(PAGE EXCERPT begins)

COP - Please see action plan submitted for recommendation #1.

 

4. That the COP Sector establish specific requirements and processes relating to periodical reviews of CRF operations to ensure compliance to CSC standards.

 

Action by: A/ACCOP

COP - Please see action plan submitted for recommendation #1.

5. That regions, as part of the annual contract negotiation process, require each CRF to submit a summary of training activities for last year as well as a copy of their training plan for the next year.

 

Action: RDCs

Atlantic - The Atlantic region has promoted this approach with the CRFs during our annual contract negotiations, especially if the facility was requesting funding for training in the upcoming year. For the next fiscal year, we will include in the call for requests for proposals from the CRFs, that they include a listing of the training completed, along with the staff person's name and the training plan for the next fiscal year.

 

Quebec - In light of the accreditation process currently in place in the Quebec region, we believe the problem identified by the audit team does not really pertain to our resources. However, the regional advisor-community resources and district representatives will develop a strategy to meet the audit team's expectations, while taking into consideration current CRF training activities.

(PAGE EXCERPT ends)

WHAT YOU NEED TO DO: Copy the passage of the CRF audit response above from "Quebec - In" up to and including "CRF training activities.".

(ENTRIES PROVIDED begins)

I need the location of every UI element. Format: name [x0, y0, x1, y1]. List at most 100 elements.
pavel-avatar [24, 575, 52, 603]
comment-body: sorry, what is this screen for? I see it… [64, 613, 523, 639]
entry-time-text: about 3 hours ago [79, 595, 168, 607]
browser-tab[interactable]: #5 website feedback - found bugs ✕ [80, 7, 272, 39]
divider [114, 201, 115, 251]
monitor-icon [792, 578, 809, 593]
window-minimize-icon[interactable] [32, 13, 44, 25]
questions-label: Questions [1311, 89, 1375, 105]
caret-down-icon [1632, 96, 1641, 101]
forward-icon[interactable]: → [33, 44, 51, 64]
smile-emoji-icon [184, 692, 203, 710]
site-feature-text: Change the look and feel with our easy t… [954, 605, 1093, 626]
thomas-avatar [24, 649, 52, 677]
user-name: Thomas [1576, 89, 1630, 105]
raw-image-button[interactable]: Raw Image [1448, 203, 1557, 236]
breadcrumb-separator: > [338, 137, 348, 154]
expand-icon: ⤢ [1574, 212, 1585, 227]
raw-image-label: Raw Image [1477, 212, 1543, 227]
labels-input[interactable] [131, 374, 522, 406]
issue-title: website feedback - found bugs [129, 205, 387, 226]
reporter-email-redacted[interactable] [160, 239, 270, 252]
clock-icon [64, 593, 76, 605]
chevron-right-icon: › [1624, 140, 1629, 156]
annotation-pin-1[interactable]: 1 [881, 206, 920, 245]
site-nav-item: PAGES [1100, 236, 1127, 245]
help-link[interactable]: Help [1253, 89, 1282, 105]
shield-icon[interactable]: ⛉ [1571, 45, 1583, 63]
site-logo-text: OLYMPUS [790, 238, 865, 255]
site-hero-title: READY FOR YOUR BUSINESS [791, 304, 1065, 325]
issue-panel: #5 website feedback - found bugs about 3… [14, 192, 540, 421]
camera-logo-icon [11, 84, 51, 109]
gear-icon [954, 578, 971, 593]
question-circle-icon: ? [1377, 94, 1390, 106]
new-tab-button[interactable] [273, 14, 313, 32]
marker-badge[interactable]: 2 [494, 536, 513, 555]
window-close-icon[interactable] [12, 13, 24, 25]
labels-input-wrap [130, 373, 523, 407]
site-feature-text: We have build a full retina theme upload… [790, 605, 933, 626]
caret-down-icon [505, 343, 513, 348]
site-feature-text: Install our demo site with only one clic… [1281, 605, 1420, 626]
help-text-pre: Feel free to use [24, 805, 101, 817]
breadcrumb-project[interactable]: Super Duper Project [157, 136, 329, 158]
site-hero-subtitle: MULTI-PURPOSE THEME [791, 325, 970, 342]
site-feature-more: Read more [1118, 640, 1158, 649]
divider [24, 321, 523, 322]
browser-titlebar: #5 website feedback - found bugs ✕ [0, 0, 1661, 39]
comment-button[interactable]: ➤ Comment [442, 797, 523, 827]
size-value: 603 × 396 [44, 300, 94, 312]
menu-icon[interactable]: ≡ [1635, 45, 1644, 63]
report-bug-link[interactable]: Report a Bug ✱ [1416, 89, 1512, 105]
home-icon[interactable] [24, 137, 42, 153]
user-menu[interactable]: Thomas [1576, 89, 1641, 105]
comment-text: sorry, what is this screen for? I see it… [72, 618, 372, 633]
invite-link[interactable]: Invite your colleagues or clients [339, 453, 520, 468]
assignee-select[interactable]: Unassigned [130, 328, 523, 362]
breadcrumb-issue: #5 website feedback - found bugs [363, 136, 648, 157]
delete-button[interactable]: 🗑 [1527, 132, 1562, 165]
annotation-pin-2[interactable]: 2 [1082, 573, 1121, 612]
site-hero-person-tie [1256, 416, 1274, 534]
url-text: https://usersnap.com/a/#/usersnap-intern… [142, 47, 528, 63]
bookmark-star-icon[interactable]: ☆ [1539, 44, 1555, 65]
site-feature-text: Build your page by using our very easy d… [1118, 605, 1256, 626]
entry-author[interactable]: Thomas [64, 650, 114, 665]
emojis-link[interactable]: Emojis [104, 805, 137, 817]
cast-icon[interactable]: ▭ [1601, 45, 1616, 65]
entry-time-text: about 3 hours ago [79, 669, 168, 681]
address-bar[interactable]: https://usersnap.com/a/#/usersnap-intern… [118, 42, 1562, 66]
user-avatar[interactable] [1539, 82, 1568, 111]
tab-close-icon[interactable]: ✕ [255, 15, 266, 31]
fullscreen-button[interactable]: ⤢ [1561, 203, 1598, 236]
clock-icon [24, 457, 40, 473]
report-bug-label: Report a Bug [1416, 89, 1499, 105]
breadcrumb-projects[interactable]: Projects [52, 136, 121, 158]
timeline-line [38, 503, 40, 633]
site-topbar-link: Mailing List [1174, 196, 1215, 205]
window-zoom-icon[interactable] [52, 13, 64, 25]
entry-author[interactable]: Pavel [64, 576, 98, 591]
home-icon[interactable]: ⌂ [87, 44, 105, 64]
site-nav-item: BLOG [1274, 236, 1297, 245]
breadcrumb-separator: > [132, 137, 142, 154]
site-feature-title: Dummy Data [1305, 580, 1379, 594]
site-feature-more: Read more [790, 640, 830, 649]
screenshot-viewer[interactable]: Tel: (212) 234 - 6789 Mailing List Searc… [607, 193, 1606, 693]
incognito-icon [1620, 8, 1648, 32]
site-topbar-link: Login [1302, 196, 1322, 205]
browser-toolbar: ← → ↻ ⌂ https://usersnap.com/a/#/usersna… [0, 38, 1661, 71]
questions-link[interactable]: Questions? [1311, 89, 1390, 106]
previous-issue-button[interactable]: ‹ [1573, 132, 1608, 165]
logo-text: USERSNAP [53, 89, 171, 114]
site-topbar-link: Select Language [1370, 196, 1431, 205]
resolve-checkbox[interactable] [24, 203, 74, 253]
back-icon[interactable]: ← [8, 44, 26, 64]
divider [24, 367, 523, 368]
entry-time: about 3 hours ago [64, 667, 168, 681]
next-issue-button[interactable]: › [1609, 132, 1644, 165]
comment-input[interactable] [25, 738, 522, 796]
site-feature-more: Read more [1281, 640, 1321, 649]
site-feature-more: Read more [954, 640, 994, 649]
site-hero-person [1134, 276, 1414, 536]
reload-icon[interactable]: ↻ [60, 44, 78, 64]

(ENTRIES PROVIDED ends)

TASK ANSWER:
Quebec - In light of the accreditation process currently in place in the Quebec region, we believe the problem identified by the audit team does not really pertain to our resources. However, the regional advisor-community resources and district representatives will develop a strategy to meet the audit team's expectations, while taking into consideration current CRF training activities.